_Task description:_ Skip the pictures. Copy all the rest of the records down exactly.

/---

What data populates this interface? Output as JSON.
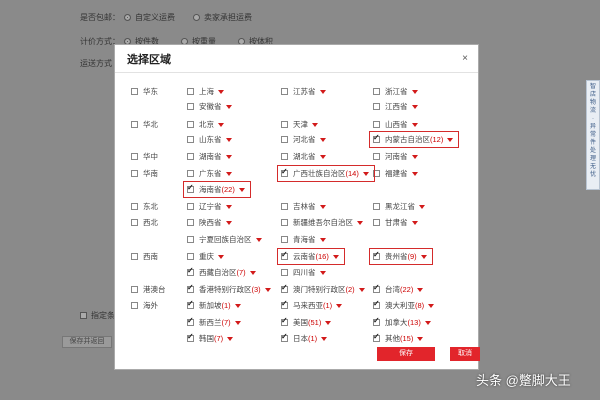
{
  "background": {
    "row1": {
      "label": "是否包邮：",
      "opt1": "自定义运费",
      "opt2": "卖家承担运费"
    },
    "row2": {
      "label": "计价方式：",
      "opt1": "按件数",
      "opt2": "按重量",
      "opt3": "按体积"
    },
    "row3": {
      "label": "运送方式"
    },
    "checkbox_label": "指定条",
    "button_label": "保存并返回"
  },
  "side_tab": {
    "chars": [
      "智",
      "店",
      "物",
      "流",
      "·",
      "异",
      "常",
      "件",
      "处",
      "理",
      "无",
      "忧"
    ]
  },
  "modal": {
    "title": "选择区域",
    "close": "×",
    "save_label": "保存",
    "cancel_label": "取消"
  },
  "regions": [
    {
      "key": "huadong",
      "name": "华东",
      "checked": false,
      "provinces": [
        {
          "name": "上海",
          "checked": false,
          "count": ""
        },
        {
          "name": "江苏省",
          "checked": false,
          "count": ""
        },
        {
          "name": "浙江省",
          "checked": false,
          "count": ""
        },
        {
          "name": "安徽省",
          "checked": false,
          "count": ""
        },
        {
          "name": "江西省",
          "checked": false,
          "count": ""
        }
      ]
    },
    {
      "key": "huabei",
      "name": "华北",
      "checked": false,
      "provinces": [
        {
          "name": "北京",
          "checked": false,
          "count": ""
        },
        {
          "name": "天津",
          "checked": false,
          "count": ""
        },
        {
          "name": "山西省",
          "checked": false,
          "count": ""
        },
        {
          "name": "山东省",
          "checked": false,
          "count": ""
        },
        {
          "name": "河北省",
          "checked": false,
          "count": ""
        },
        {
          "name": "内蒙古自治区",
          "checked": true,
          "count": "(12)"
        }
      ]
    },
    {
      "key": "huazhong",
      "name": "华中",
      "checked": false,
      "provinces": [
        {
          "name": "湖南省",
          "checked": false,
          "count": ""
        },
        {
          "name": "湖北省",
          "checked": false,
          "count": ""
        },
        {
          "name": "河南省",
          "checked": false,
          "count": ""
        }
      ]
    },
    {
      "key": "huanan",
      "name": "华南",
      "checked": false,
      "provinces": [
        {
          "name": "广东省",
          "checked": false,
          "count": ""
        },
        {
          "name": "广西壮族自治区",
          "checked": true,
          "count": "(14)"
        },
        {
          "name": "福建省",
          "checked": false,
          "count": ""
        },
        {
          "name": "海南省",
          "checked": true,
          "count": "(22)"
        }
      ]
    },
    {
      "key": "dongbei",
      "name": "东北",
      "checked": false,
      "provinces": [
        {
          "name": "辽宁省",
          "checked": false,
          "count": ""
        },
        {
          "name": "吉林省",
          "checked": false,
          "count": ""
        },
        {
          "name": "黑龙江省",
          "checked": false,
          "count": ""
        }
      ]
    },
    {
      "key": "xibei",
      "name": "西北",
      "checked": false,
      "provinces": [
        {
          "name": "陕西省",
          "checked": false,
          "count": ""
        },
        {
          "name": "新疆维吾尔自治区",
          "checked": false,
          "count": ""
        },
        {
          "name": "甘肃省",
          "checked": false,
          "count": ""
        },
        {
          "name": "宁夏回族自治区",
          "checked": false,
          "count": ""
        },
        {
          "name": "青海省",
          "checked": false,
          "count": ""
        }
      ]
    },
    {
      "key": "xinan",
      "name": "西南",
      "checked": false,
      "provinces": [
        {
          "name": "重庆",
          "checked": false,
          "count": ""
        },
        {
          "name": "云南省",
          "checked": true,
          "count": "(16)"
        },
        {
          "name": "贵州省",
          "checked": true,
          "count": "(9)"
        },
        {
          "name": "西藏自治区",
          "checked": true,
          "count": "(7)"
        },
        {
          "name": "四川省",
          "checked": false,
          "count": ""
        }
      ]
    },
    {
      "key": "gangaotai",
      "name": "港澳台",
      "checked": false,
      "provinces": [
        {
          "name": "香港特别行政区",
          "checked": true,
          "count": "(3)"
        },
        {
          "name": "澳门特别行政区",
          "checked": true,
          "count": "(2)"
        },
        {
          "name": "台湾",
          "checked": true,
          "count": "(22)"
        }
      ]
    },
    {
      "key": "haiwai",
      "name": "海外",
      "checked": false,
      "provinces": [
        {
          "name": "新加坡",
          "checked": true,
          "count": "(1)"
        },
        {
          "name": "马来西亚",
          "checked": true,
          "count": "(1)"
        },
        {
          "name": "澳大利亚",
          "checked": true,
          "count": "(8)"
        },
        {
          "name": "新西兰",
          "checked": true,
          "count": "(7)"
        },
        {
          "name": "美国",
          "checked": true,
          "count": "(51)"
        },
        {
          "name": "加拿大",
          "checked": true,
          "count": "(13)"
        },
        {
          "name": "韩国",
          "checked": true,
          "count": "(7)"
        },
        {
          "name": "日本",
          "checked": true,
          "count": "(1)"
        },
        {
          "name": "其他",
          "checked": true,
          "count": "(15)"
        }
      ]
    }
  ],
  "watermark": "头条 @蹩脚大王",
  "colors": {
    "accent": "#e2252b",
    "highlight": "#d42b2b"
  }
}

\---

_Complete output:_
What data populates this interface? Output as JSON.
{
  "background": {
    "row1": {
      "label": "是否包邮：",
      "opt1": "自定义运费",
      "opt2": "卖家承担运费"
    },
    "row2": {
      "label": "计价方式：",
      "opt1": "按件数",
      "opt2": "按重量",
      "opt3": "按体积"
    },
    "row3": {
      "label": "运送方式"
    },
    "checkbox_label": "指定条",
    "button_label": "保存并返回"
  },
  "side_tab": {
    "chars": [
      "智",
      "店",
      "物",
      "流",
      "·",
      "异",
      "常",
      "件",
      "处",
      "理",
      "无",
      "忧"
    ]
  },
  "modal": {
    "title": "选择区域",
    "close": "×",
    "save_label": "保存",
    "cancel_label": "取消"
  },
  "regions": [
    {
      "key": "huadong",
      "name": "华东",
      "checked": false,
      "provinces": [
        {
          "name": "上海",
          "checked": false,
          "count": ""
        },
        {
          "name": "江苏省",
          "checked": false,
          "count": ""
        },
        {
          "name": "浙江省",
          "checked": false,
          "count": ""
        },
        {
          "name": "安徽省",
          "checked": false,
          "count": ""
        },
        {
          "name": "江西省",
          "checked": false,
          "count": ""
        }
      ]
    },
    {
      "key": "huabei",
      "name": "华北",
      "checked": false,
      "provinces": [
        {
          "name": "北京",
          "checked": false,
          "count": ""
        },
        {
          "name": "天津",
          "checked": false,
          "count": ""
        },
        {
          "name": "山西省",
          "checked": false,
          "count": ""
        },
        {
          "name": "山东省",
          "checked": false,
          "count": ""
        },
        {
          "name": "河北省",
          "checked": false,
          "count": ""
        },
        {
          "name": "内蒙古自治区",
          "checked": true,
          "count": "(12)"
        }
      ]
    },
    {
      "key": "huazhong",
      "name": "华中",
      "checked": false,
      "provinces": [
        {
          "name": "湖南省",
          "checked": false,
          "count": ""
        },
        {
          "name": "湖北省",
          "checked": false,
          "count": ""
        },
        {
          "name": "河南省",
          "checked": false,
          "count": ""
        }
      ]
    },
    {
      "key": "huanan",
      "name": "华南",
      "checked": false,
      "provinces": [
        {
          "name": "广东省",
          "checked": false,
          "count": ""
        },
        {
          "name": "广西壮族自治区",
          "checked": true,
          "count": "(14)"
        },
        {
          "name": "福建省",
          "checked": false,
          "count": ""
        },
        {
          "name": "海南省",
          "checked": true,
          "count": "(22)"
        }
      ]
    },
    {
      "key": "dongbei",
      "name": "东北",
      "checked": false,
      "provinces": [
        {
          "name": "辽宁省",
          "checked": false,
          "count": ""
        },
        {
          "name": "吉林省",
          "checked": false,
          "count": ""
        },
        {
          "name": "黑龙江省",
          "checked": false,
          "count": ""
        }
      ]
    },
    {
      "key": "xibei",
      "name": "西北",
      "checked": false,
      "provinces": [
        {
          "name": "陕西省",
          "checked": false,
          "count": ""
        },
        {
          "name": "新疆维吾尔自治区",
          "checked": false,
          "count": ""
        },
        {
          "name": "甘肃省",
          "checked": false,
          "count": ""
        },
        {
          "name": "宁夏回族自治区",
          "checked": false,
          "count": ""
        },
        {
          "name": "青海省",
          "checked": false,
          "count": ""
        }
      ]
    },
    {
      "key": "xinan",
      "name": "西南",
      "checked": false,
      "provinces": [
        {
          "name": "重庆",
          "checked": false,
          "count": ""
        },
        {
          "name": "云南省",
          "checked": true,
          "count": "(16)"
        },
        {
          "name": "贵州省",
          "checked": true,
          "count": "(9)"
        },
        {
          "name": "西藏自治区",
          "checked": true,
          "count": "(7)"
        },
        {
          "name": "四川省",
          "checked": false,
          "count": ""
        }
      ]
    },
    {
      "key": "gangaotai",
      "name": "港澳台",
      "checked": false,
      "provinces": [
        {
          "name": "香港特别行政区",
          "checked": true,
          "count": "(3)"
        },
        {
          "name": "澳门特别行政区",
          "checked": true,
          "count": "(2)"
        },
        {
          "name": "台湾",
          "checked": true,
          "count": "(22)"
        }
      ]
    },
    {
      "key": "haiwai",
      "name": "海外",
      "checked": false,
      "provinces": [
        {
          "name": "新加坡",
          "checked": true,
          "count": "(1)"
        },
        {
          "name": "马来西亚",
          "checked": true,
          "count": "(1)"
        },
        {
          "name": "澳大利亚",
          "checked": true,
          "count": "(8)"
        },
        {
          "name": "新西兰",
          "checked": true,
          "count": "(7)"
        },
        {
          "name": "美国",
          "checked": true,
          "count": "(51)"
        },
        {
          "name": "加拿大",
          "checked": true,
          "count": "(13)"
        },
        {
          "name": "韩国",
          "checked": true,
          "count": "(7)"
        },
        {
          "name": "日本",
          "checked": true,
          "count": "(1)"
        },
        {
          "name": "其他",
          "checked": true,
          "count": "(15)"
        }
      ]
    }
  ],
  "watermark": "头条 @蹩脚大王",
  "colors": {
    "accent": "#e2252b",
    "highlight": "#d42b2b"
  }
}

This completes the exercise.